━━━━━ Data for processing ━━━━━

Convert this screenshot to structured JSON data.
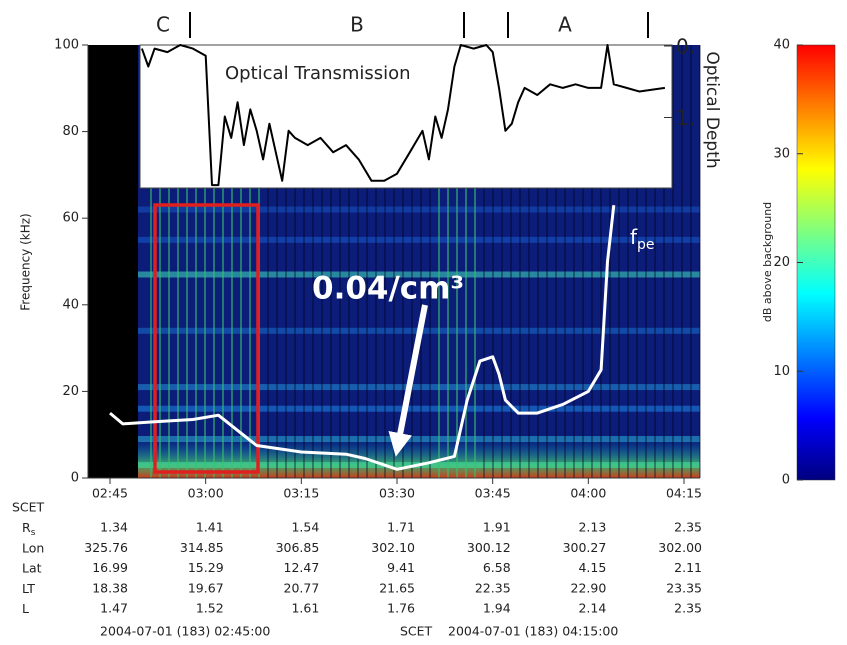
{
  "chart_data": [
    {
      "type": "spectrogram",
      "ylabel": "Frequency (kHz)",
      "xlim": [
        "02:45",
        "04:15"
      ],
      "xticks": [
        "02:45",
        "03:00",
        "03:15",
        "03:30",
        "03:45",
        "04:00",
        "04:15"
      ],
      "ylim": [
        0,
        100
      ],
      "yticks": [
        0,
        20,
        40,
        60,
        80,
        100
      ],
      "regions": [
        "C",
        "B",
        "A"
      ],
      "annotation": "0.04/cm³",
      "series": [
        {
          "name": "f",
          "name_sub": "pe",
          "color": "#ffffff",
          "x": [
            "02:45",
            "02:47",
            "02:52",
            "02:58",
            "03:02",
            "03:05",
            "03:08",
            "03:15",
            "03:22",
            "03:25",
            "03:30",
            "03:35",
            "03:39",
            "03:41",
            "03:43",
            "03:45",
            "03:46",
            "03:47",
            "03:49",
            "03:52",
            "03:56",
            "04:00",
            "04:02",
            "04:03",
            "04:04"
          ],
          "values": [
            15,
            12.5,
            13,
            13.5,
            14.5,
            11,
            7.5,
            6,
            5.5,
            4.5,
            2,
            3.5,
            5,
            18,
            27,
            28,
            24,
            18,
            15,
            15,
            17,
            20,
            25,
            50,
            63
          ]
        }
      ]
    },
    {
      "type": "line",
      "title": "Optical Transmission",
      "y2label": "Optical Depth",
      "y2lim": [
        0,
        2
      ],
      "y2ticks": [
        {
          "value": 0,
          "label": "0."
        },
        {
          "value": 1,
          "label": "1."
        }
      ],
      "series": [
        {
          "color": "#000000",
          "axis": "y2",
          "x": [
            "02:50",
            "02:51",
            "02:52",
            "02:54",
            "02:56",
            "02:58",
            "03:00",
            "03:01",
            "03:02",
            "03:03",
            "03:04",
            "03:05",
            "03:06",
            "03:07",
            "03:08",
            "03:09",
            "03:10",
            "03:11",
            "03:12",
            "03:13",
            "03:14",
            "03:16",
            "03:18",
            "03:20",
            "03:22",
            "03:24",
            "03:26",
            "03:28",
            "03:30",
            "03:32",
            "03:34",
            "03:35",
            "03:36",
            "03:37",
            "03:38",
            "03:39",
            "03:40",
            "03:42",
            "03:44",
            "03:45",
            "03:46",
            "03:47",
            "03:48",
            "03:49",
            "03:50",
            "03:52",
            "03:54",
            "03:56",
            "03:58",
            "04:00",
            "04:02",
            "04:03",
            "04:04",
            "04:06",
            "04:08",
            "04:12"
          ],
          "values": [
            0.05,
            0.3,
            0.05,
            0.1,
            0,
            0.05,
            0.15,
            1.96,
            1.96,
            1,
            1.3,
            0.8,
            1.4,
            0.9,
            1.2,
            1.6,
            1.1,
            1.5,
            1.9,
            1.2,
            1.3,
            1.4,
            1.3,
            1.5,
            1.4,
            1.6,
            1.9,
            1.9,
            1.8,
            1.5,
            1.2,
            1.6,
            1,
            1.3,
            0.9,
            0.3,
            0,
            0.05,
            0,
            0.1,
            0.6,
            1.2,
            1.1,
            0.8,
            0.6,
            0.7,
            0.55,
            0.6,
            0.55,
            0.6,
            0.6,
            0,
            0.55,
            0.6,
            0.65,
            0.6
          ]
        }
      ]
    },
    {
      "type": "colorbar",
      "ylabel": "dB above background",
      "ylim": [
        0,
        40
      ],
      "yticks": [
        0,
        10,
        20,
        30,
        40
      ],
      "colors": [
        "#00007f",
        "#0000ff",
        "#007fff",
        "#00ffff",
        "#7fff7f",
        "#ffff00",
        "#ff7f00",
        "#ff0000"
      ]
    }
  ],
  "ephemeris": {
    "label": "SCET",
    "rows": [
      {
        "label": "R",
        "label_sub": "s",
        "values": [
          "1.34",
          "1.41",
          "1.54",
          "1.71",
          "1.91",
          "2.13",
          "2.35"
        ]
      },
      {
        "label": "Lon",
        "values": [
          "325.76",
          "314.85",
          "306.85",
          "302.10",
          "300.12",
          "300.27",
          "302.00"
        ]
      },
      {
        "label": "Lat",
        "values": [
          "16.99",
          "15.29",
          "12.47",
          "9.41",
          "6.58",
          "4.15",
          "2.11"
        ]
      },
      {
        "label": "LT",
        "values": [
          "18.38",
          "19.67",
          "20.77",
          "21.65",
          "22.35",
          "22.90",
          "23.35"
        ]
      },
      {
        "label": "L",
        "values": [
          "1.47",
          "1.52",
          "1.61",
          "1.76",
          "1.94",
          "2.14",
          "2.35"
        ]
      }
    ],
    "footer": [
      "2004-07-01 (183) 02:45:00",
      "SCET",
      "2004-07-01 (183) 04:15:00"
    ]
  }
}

━━━━━
━━━━━ Data for processing ━━━━━

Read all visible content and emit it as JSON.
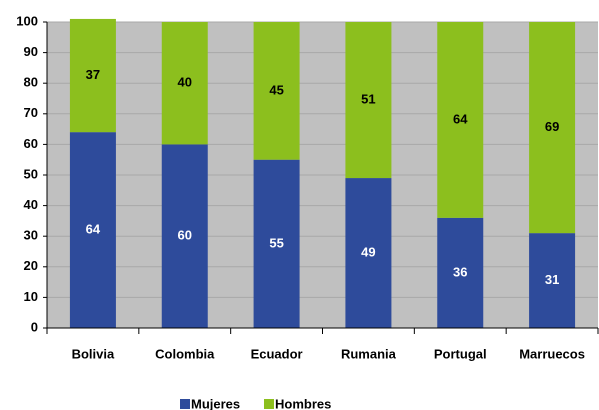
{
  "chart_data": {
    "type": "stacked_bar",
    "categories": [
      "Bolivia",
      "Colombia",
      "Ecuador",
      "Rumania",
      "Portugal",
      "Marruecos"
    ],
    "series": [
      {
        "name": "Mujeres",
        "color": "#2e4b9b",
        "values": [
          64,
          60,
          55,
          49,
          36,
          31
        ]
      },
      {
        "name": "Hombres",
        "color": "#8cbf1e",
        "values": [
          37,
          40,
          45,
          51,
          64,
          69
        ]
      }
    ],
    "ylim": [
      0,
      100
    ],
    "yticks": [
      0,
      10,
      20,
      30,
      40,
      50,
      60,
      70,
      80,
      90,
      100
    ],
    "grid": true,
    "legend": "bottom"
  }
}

━━━━━

◆ Exercise directions
Out of the material above, gather each line where "ylabel" appears.

◆ Complete answer
      "ylabel": "Frequency (kHz)",
      "ylabel": "dB above background",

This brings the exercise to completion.